__Requirement__.
All of the data should be repeated exactly; pictures are not part of the copy.

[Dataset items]
* Begin *
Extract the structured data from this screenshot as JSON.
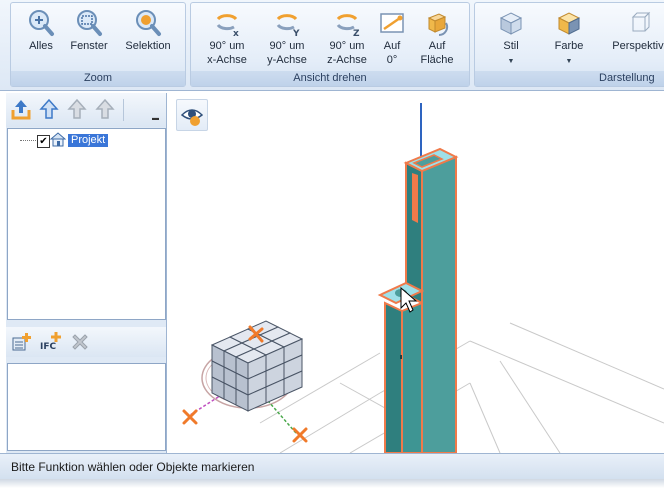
{
  "ribbon": {
    "zoom": {
      "label": "Zoom",
      "buttons": [
        {
          "line1": "Alles",
          "icon": "zoom-all-icon"
        },
        {
          "line1": "Fenster",
          "icon": "zoom-window-icon"
        },
        {
          "line1": "Selektion",
          "icon": "zoom-selection-icon"
        }
      ]
    },
    "rotate": {
      "label": "Ansicht drehen",
      "buttons": [
        {
          "line1": "90° um",
          "line2": "x-Achse",
          "icon": "rotate-x-icon"
        },
        {
          "line1": "90° um",
          "line2": "y-Achse",
          "icon": "rotate-y-icon"
        },
        {
          "line1": "90° um",
          "line2": "z-Achse",
          "icon": "rotate-z-icon"
        },
        {
          "line1": "Auf",
          "line2": "0°",
          "icon": "rotate-zero-icon"
        },
        {
          "line1": "Auf",
          "line2": "Fläche",
          "icon": "rotate-face-icon"
        }
      ]
    },
    "display": {
      "label": "Darstellung",
      "buttons": [
        {
          "line1": "Stil",
          "icon": "style-cube-icon"
        },
        {
          "line1": "Farbe",
          "icon": "color-cube-icon"
        },
        {
          "line1": "Perspektive",
          "icon": "perspective-cube-icon"
        }
      ]
    }
  },
  "tree": {
    "root_label": "Projekt",
    "root_checked": "✔"
  },
  "toolbar2": {
    "ifc_label": "IFC"
  },
  "status": {
    "text": "Bitte Funktion wählen oder Objekte markieren"
  }
}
* End *
__Written response__.
Extract the structured data from this screenshot as JSON.
{
  "ribbon": {
    "zoom": {
      "label": "Zoom",
      "buttons": [
        {
          "line1": "Alles",
          "icon": "zoom-all-icon"
        },
        {
          "line1": "Fenster",
          "icon": "zoom-window-icon"
        },
        {
          "line1": "Selektion",
          "icon": "zoom-selection-icon"
        }
      ]
    },
    "rotate": {
      "label": "Ansicht drehen",
      "buttons": [
        {
          "line1": "90° um",
          "line2": "x-Achse",
          "icon": "rotate-x-icon"
        },
        {
          "line1": "90° um",
          "line2": "y-Achse",
          "icon": "rotate-y-icon"
        },
        {
          "line1": "90° um",
          "line2": "z-Achse",
          "icon": "rotate-z-icon"
        },
        {
          "line1": "Auf",
          "line2": "0°",
          "icon": "rotate-zero-icon"
        },
        {
          "line1": "Auf",
          "line2": "Fläche",
          "icon": "rotate-face-icon"
        }
      ]
    },
    "display": {
      "label": "Darstellung",
      "buttons": [
        {
          "line1": "Stil",
          "icon": "style-cube-icon"
        },
        {
          "line1": "Farbe",
          "icon": "color-cube-icon"
        },
        {
          "line1": "Perspektive",
          "icon": "perspective-cube-icon"
        }
      ]
    }
  },
  "tree": {
    "root_label": "Projekt",
    "root_checked": "✔"
  },
  "toolbar2": {
    "ifc_label": "IFC"
  },
  "status": {
    "text": "Bitte Funktion wählen oder Objekte markieren"
  }
}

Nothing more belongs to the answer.